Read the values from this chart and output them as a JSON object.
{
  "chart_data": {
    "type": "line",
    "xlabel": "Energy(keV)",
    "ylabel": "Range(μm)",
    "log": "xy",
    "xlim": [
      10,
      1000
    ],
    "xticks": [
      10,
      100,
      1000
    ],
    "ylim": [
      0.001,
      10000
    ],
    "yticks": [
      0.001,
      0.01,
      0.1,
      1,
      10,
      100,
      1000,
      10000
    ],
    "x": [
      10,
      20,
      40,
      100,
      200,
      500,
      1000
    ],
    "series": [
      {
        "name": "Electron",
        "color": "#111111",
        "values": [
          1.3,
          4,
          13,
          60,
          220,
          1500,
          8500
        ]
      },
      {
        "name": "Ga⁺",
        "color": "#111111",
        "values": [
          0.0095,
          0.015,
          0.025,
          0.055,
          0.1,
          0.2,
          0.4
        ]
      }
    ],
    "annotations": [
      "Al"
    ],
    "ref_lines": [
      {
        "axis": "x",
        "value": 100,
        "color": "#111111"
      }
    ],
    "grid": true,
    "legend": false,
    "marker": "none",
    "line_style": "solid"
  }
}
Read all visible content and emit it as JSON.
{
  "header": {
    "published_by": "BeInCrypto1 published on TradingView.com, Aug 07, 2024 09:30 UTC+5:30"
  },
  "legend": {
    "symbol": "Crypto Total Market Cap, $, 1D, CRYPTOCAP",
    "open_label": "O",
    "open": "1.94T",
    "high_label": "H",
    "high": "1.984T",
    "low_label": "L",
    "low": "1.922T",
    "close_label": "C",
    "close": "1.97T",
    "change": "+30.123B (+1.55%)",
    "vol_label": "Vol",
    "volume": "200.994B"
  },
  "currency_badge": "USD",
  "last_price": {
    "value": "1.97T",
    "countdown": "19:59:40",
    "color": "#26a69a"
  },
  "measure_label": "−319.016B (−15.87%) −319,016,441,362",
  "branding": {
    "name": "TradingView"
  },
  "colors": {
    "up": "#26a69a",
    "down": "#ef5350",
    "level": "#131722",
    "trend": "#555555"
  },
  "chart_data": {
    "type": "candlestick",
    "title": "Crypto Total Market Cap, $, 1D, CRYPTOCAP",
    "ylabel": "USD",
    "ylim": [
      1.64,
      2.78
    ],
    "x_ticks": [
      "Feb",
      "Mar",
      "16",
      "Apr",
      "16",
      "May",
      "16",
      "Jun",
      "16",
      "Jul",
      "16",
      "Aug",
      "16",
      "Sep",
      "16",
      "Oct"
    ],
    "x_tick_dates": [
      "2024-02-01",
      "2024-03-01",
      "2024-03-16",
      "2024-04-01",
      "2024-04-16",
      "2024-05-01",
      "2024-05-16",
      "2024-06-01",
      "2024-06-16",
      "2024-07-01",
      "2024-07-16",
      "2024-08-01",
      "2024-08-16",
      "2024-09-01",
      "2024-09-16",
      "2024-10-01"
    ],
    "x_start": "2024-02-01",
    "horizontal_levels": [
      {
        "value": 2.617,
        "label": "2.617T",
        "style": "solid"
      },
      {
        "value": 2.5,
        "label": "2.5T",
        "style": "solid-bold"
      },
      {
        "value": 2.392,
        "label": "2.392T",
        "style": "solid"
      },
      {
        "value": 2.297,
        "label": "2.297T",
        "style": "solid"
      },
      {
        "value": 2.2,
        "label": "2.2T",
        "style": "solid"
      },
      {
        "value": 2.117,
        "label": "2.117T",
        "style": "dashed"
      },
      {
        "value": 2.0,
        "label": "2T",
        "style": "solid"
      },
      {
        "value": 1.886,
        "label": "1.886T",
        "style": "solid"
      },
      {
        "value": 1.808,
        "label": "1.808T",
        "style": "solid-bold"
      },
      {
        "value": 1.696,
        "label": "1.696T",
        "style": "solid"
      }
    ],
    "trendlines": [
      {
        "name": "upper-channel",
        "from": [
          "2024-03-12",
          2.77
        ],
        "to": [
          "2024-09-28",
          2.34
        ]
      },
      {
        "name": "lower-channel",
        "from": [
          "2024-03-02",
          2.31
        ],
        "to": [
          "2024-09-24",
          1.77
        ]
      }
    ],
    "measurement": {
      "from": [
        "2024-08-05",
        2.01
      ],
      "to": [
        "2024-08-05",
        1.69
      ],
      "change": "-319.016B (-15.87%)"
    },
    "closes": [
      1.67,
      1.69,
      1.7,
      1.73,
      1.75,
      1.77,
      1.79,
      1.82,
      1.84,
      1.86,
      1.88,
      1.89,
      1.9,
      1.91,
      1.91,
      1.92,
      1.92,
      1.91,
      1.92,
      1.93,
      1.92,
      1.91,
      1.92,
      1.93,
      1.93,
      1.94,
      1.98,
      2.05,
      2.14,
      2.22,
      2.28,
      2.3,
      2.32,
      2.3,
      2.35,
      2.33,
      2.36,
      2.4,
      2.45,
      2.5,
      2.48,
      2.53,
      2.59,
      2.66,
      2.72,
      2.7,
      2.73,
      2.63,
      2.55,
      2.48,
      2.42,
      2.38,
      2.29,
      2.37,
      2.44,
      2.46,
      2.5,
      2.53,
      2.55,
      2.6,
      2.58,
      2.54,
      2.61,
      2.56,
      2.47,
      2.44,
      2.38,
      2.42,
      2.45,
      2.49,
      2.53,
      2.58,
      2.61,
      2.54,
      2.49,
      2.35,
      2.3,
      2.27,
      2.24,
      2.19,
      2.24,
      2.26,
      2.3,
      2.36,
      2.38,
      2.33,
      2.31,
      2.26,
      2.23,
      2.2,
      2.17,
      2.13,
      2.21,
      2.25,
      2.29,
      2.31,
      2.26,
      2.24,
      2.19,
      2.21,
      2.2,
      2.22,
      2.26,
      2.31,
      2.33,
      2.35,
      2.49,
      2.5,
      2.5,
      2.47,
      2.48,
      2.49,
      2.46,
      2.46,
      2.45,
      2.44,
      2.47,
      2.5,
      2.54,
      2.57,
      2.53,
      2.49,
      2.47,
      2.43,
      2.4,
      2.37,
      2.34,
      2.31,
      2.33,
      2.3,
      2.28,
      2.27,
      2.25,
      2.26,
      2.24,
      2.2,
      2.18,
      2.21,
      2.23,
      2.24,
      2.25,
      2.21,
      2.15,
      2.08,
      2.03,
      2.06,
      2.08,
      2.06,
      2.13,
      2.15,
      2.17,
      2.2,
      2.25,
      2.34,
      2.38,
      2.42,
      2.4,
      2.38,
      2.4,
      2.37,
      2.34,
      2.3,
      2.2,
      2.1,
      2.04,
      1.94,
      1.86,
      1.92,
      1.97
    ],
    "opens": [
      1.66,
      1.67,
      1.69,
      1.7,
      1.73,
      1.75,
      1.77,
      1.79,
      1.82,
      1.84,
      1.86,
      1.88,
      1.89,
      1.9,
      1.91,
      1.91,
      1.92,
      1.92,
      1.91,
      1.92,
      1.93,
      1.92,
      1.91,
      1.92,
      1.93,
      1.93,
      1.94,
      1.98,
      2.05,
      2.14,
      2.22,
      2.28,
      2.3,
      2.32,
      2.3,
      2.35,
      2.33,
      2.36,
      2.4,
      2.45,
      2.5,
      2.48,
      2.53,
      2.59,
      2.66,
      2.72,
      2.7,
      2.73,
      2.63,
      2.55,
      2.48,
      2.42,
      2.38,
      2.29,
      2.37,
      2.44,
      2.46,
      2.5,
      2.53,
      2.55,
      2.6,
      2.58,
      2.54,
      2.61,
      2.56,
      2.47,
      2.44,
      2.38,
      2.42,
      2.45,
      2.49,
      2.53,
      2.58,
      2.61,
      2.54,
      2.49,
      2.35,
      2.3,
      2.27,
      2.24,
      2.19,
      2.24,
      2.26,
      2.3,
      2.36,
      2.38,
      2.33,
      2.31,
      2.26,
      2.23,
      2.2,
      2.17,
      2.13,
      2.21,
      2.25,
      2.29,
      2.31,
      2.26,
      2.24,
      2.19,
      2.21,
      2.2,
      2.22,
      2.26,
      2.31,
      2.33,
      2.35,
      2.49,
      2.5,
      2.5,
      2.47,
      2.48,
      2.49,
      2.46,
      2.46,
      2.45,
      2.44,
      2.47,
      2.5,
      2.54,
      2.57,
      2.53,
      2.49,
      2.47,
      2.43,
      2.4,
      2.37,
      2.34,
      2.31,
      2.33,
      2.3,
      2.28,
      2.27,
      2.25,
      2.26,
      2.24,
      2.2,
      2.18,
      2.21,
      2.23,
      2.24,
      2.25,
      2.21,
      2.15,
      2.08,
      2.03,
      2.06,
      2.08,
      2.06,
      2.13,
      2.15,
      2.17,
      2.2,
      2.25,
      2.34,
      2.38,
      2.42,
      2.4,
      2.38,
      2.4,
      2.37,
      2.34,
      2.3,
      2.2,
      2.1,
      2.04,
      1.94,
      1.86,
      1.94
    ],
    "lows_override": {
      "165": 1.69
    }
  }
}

What to do: Sift through the entries and copy every line with "name".

Task result:
        "name": "Electron",
        "name": "Ga⁺",
    "name": "TradingView"
        "name": "upper-channel",
        "name": "lower-channel",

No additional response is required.